Your objective: Quote the listing below in its entirety, omitting every image.

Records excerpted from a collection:
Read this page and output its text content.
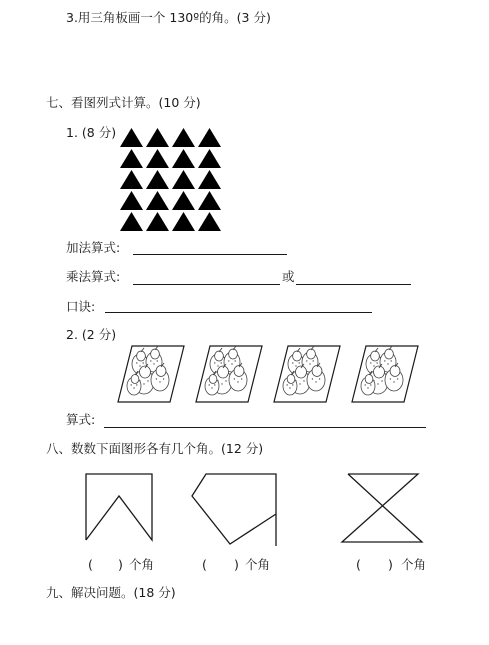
3.用三角板画一个 130º的角。(3 分)
七、看图列式计算。(10 分)
1. (8 分)
加法算式:
乘法算式:	或
口诀:
2. (2 分)
算式:
八、数数下面图形各有几个角。(12 分)
( ) 个角	( ) 个角	( ) 个角
九、解决问题。(18 分)
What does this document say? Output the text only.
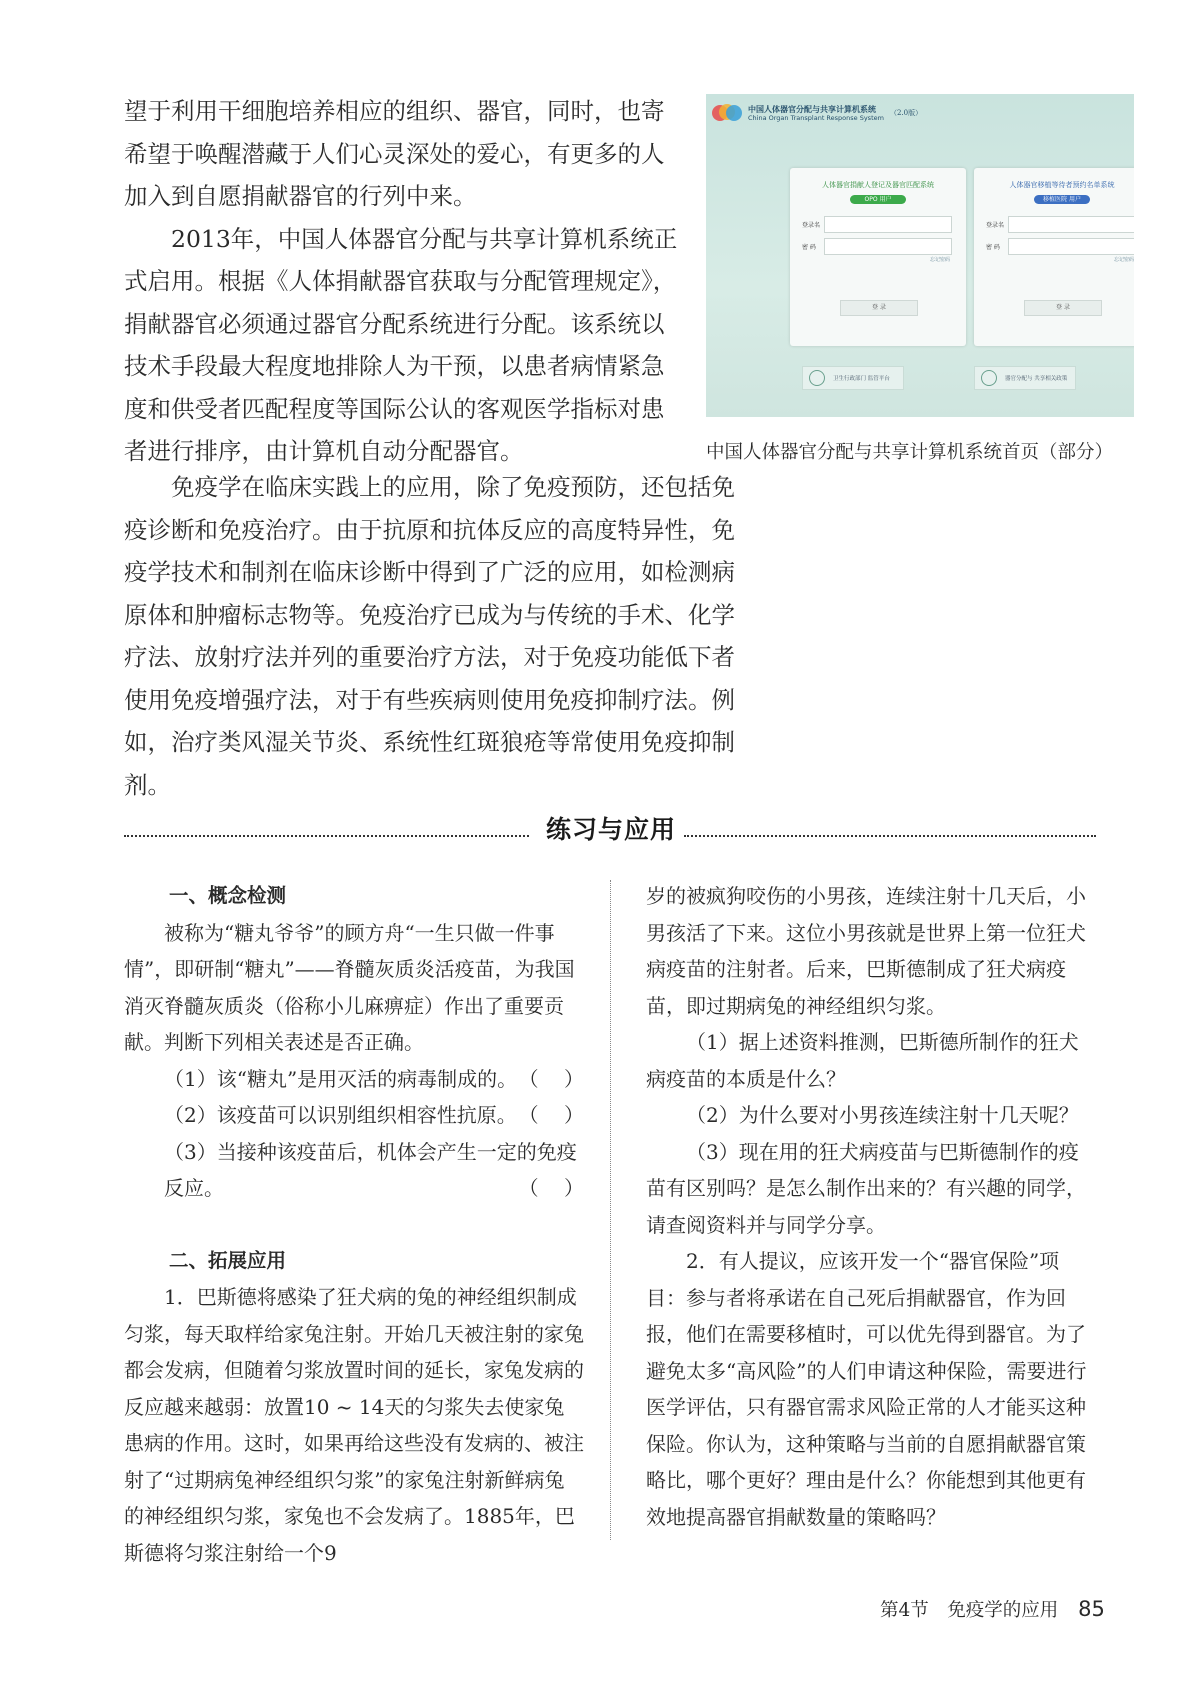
望于利用干细胞培养相应的组织、器官，同时，也寄希望于唤醒潜藏于人们心灵深处的爱心，有更多的人加入到自愿捐献器官的行列中来。

2013年，中国人体器官分配与共享计算机系统正式启用。根据《人体捐献器官获取与分配管理规定》，捐献器官必须通过器官分配系统进行分配。该系统以技术手段最大程度地排除人为干预，以患者病情紧急度和供受者匹配程度等国际公认的客观医学指标对患者进行排序，由计算机自动分配器官。

中国人体器官分配与共享计算机系统
China Organ Transplant Response System
（2.0版）
人体器官捐献人登记及器官匹配系统
OPO 用户
登录名
密 码
忘记密码
登 录
人体器官移植等待者预约名单系统
移植医院 用户
登录名
密 码
忘记密码
登 录
卫生行政部门 监管平台	器官分配与 共享相关政策
中国人体器官分配与共享计算机系统首页（部分）

免疫学在临床实践上的应用，除了免疫预防，还包括免疫诊断和免疫治疗。由于抗原和抗体反应的高度特异性，免疫学技术和制剂在临床诊断中得到了广泛的应用，如检测病原体和肿瘤标志物等。免疫治疗已成为与传统的手术、化学疗法、放射疗法并列的重要治疗方法，对于免疫功能低下者使用免疫增强疗法，对于有些疾病则使用免疫抑制疗法。例如，治疗类风湿关节炎、系统性红斑狼疮等常使用免疫抑制剂。

练习与应用

一、概念检测

被称为“糖丸爷爷”的顾方舟“一生只做一件事情”，即研制“糖丸”——脊髓灰质炎活疫苗，为我国消灭脊髓灰质炎（俗称小儿麻痹症）作出了重要贡献。判断下列相关表述是否正确。

（1）该“糖丸”是用灭活的病毒制成的。 （    ）
（2）该疫苗可以识别组织相容性抗原。 （    ）
（3）当接种该疫苗后，机体会产生一定的免疫反应。	（    ）

二、拓展应用

1．巴斯德将感染了狂犬病的兔的神经组织制成匀浆，每天取样给家兔注射。开始几天被注射的家兔都会发病，但随着匀浆放置时间的延长，家兔发病的反应越来越弱：放置10 ~ 14天的匀浆失去使家兔患病的作用。这时，如果再给这些没有发病的、被注射了“过期病兔神经组织匀浆”的家兔注射新鲜病兔的神经组织匀浆，家兔也不会发病了。1885年，巴斯德将匀浆注射给一个9

岁的被疯狗咬伤的小男孩，连续注射十几天后，小男孩活了下来。这位小男孩就是世界上第一位狂犬病疫苗的注射者。后来，巴斯德制成了狂犬病疫苗，即过期病兔的神经组织匀浆。

（1）据上述资料推测，巴斯德所制作的狂犬病疫苗的本质是什么？

（2）为什么要对小男孩连续注射十几天呢？

（3）现在用的狂犬病疫苗与巴斯德制作的疫苗有区别吗？是怎么制作出来的？有兴趣的同学，请查阅资料并与同学分享。

2．有人提议，应该开发一个“器官保险”项目：参与者将承诺在自己死后捐献器官，作为回报，他们在需要移植时，可以优先得到器官。为了避免太多“高风险”的人们申请这种保险，需要进行医学评估，只有器官需求风险正常的人才能买这种保险。你认为，这种策略与当前的自愿捐献器官策略比，哪个更好？理由是什么？你能想到其他更有效地提高器官捐献数量的策略吗？

第4节　免疫学的应用 85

Task response:
Read this page and output its text content.
3.用三角板画一个 130º的角。(3 分)
七、看图列式计算。(10 分)
1. (8 分)
加法算式:
乘法算式:	或
口诀:
2. (2 分)
算式:
八、数数下面图形各有几个角。(12 分)
( ) 个角	( ) 个角	( ) 个角
九、解决问题。(18 分)
What does this document say? Output the text only.
望于利用干细胞培养相应的组织、器官，同时，也寄希望于唤醒潜藏于人们心灵深处的爱心，有更多的人加入到自愿捐献器官的行列中来。

2013年，中国人体器官分配与共享计算机系统正式启用。根据《人体捐献器官获取与分配管理规定》，捐献器官必须通过器官分配系统进行分配。该系统以技术手段最大程度地排除人为干预，以患者病情紧急度和供受者匹配程度等国际公认的客观医学指标对患者进行排序，由计算机自动分配器官。

中国人体器官分配与共享计算机系统
China Organ Transplant Response System
（2.0版）
人体器官捐献人登记及器官匹配系统
OPO 用户
登录名
密 码
忘记密码
登 录
人体器官移植等待者预约名单系统
移植医院 用户
登录名
密 码
忘记密码
登 录
卫生行政部门 监管平台	器官分配与 共享相关政策
中国人体器官分配与共享计算机系统首页（部分）

免疫学在临床实践上的应用，除了免疫预防，还包括免疫诊断和免疫治疗。由于抗原和抗体反应的高度特异性，免疫学技术和制剂在临床诊断中得到了广泛的应用，如检测病原体和肿瘤标志物等。免疫治疗已成为与传统的手术、化学疗法、放射疗法并列的重要治疗方法，对于免疫功能低下者使用免疫增强疗法，对于有些疾病则使用免疫抑制疗法。例如，治疗类风湿关节炎、系统性红斑狼疮等常使用免疫抑制剂。

练习与应用

一、概念检测

被称为“糖丸爷爷”的顾方舟“一生只做一件事情”，即研制“糖丸”——脊髓灰质炎活疫苗，为我国消灭脊髓灰质炎（俗称小儿麻痹症）作出了重要贡献。判断下列相关表述是否正确。

（1）该“糖丸”是用灭活的病毒制成的。 （    ）
（2）该疫苗可以识别组织相容性抗原。 （    ）
（3）当接种该疫苗后，机体会产生一定的免疫反应。	（    ）

二、拓展应用

1．巴斯德将感染了狂犬病的兔的神经组织制成匀浆，每天取样给家兔注射。开始几天被注射的家兔都会发病，但随着匀浆放置时间的延长，家兔发病的反应越来越弱：放置10 ~ 14天的匀浆失去使家兔患病的作用。这时，如果再给这些没有发病的、被注射了“过期病兔神经组织匀浆”的家兔注射新鲜病兔的神经组织匀浆，家兔也不会发病了。1885年，巴斯德将匀浆注射给一个9

岁的被疯狗咬伤的小男孩，连续注射十几天后，小男孩活了下来。这位小男孩就是世界上第一位狂犬病疫苗的注射者。后来，巴斯德制成了狂犬病疫苗，即过期病兔的神经组织匀浆。

（1）据上述资料推测，巴斯德所制作的狂犬病疫苗的本质是什么？

（2）为什么要对小男孩连续注射十几天呢？

（3）现在用的狂犬病疫苗与巴斯德制作的疫苗有区别吗？是怎么制作出来的？有兴趣的同学，请查阅资料并与同学分享。

2．有人提议，应该开发一个“器官保险”项目：参与者将承诺在自己死后捐献器官，作为回报，他们在需要移植时，可以优先得到器官。为了避免太多“高风险”的人们申请这种保险，需要进行医学评估，只有器官需求风险正常的人才能买这种保险。你认为，这种策略与当前的自愿捐献器官策略比，哪个更好？理由是什么？你能想到其他更有效地提高器官捐献数量的策略吗？

第4节　免疫学的应用 85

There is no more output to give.